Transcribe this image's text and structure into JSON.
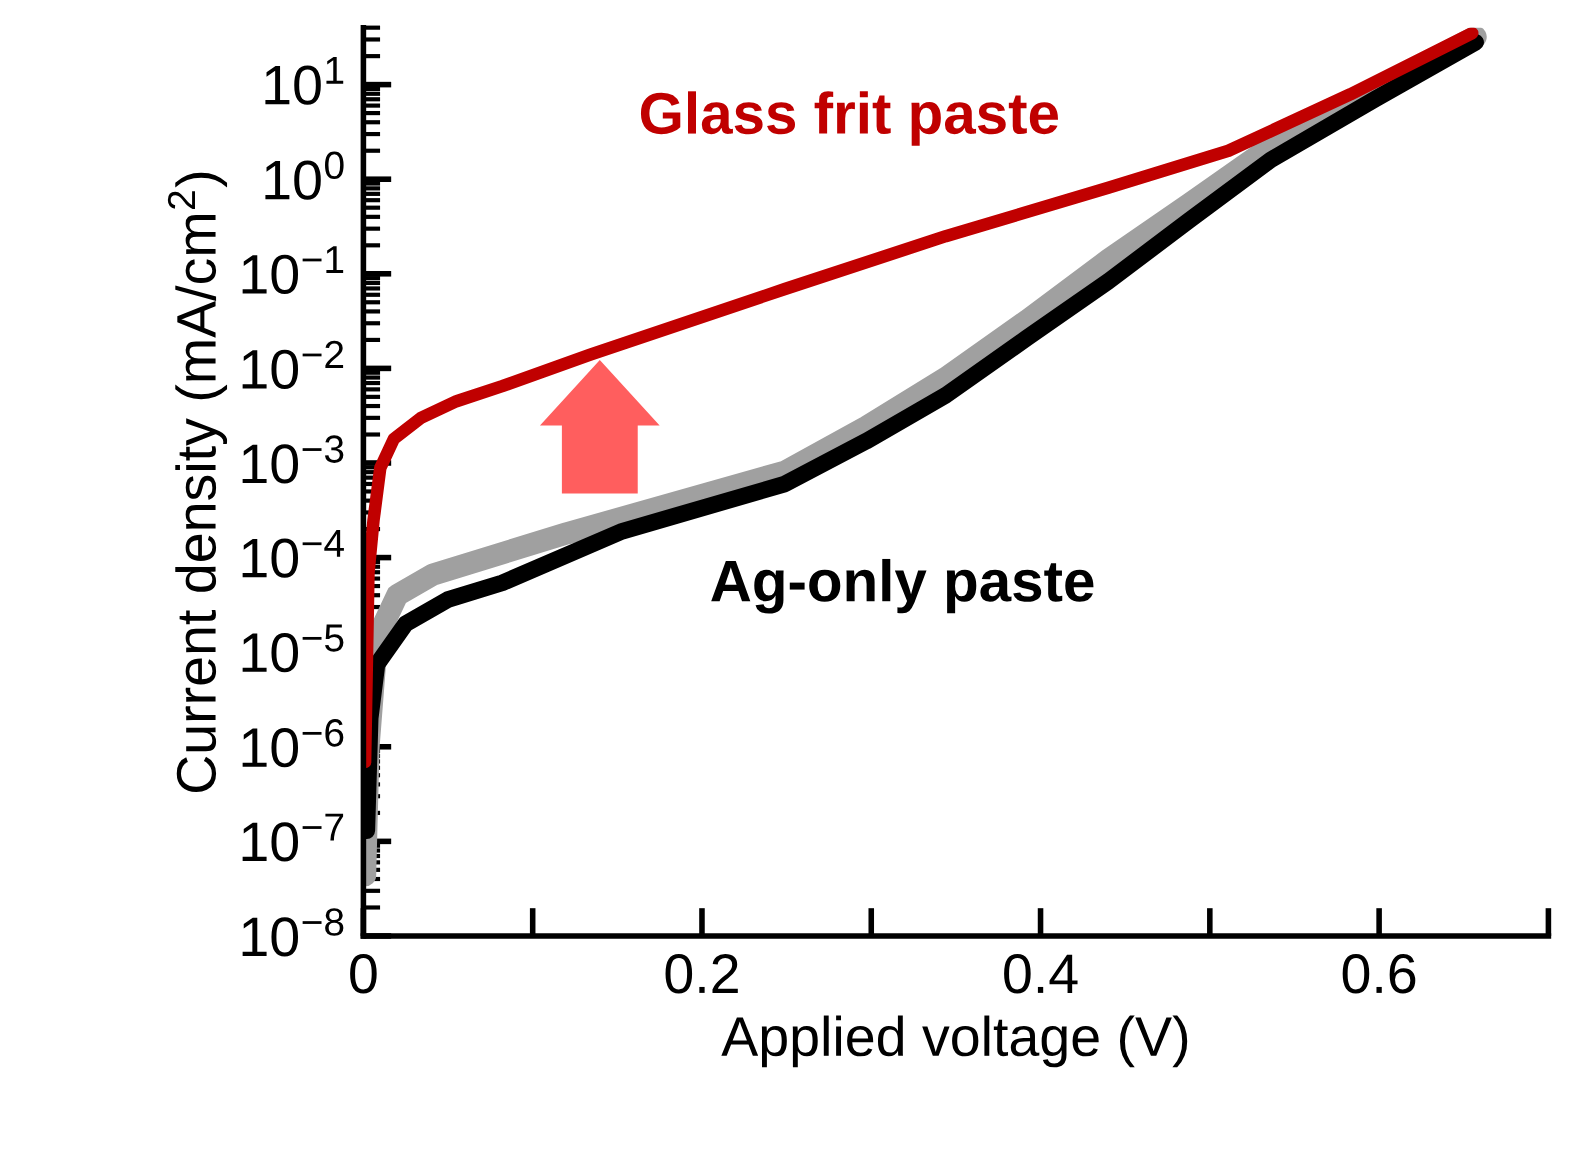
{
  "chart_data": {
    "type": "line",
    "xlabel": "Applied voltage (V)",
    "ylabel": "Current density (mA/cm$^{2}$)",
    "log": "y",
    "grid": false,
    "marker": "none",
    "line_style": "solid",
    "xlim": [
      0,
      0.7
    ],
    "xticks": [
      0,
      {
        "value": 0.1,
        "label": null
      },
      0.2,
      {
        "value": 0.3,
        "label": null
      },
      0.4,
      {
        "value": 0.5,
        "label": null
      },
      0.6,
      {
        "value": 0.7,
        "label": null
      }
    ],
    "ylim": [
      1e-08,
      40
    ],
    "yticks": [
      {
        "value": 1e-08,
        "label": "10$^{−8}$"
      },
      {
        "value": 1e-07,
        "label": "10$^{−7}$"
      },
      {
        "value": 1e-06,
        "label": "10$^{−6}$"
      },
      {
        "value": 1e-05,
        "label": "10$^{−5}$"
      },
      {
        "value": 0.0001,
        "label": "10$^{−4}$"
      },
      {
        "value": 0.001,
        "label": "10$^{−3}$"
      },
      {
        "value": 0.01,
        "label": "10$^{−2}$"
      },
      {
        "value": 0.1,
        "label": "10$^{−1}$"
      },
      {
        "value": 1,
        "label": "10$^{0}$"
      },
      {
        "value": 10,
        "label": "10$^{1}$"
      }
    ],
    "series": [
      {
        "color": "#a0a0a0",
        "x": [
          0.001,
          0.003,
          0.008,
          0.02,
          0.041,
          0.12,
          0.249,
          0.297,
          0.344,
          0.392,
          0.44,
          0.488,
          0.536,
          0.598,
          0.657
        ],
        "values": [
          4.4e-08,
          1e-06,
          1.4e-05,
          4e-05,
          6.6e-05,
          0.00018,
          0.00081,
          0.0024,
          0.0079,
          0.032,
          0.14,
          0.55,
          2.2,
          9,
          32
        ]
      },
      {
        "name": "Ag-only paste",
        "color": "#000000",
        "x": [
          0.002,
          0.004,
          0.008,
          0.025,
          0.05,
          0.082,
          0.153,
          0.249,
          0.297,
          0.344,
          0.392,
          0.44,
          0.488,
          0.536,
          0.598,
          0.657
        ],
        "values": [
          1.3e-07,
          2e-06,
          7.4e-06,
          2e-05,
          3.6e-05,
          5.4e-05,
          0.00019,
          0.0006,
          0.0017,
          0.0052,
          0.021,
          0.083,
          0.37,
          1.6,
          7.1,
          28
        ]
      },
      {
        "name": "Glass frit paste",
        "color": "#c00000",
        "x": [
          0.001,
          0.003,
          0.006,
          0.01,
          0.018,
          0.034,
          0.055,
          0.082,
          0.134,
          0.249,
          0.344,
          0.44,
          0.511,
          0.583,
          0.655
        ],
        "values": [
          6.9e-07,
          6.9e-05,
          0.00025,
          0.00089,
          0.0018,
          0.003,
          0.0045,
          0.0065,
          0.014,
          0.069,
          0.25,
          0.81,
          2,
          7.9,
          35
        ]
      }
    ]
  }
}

**What to work on:** Filter the data for the string "paste" and copy every line that has it.

**Solution to the problem:**
        "name": "Ag-only paste",
        "name": "Glass frit paste",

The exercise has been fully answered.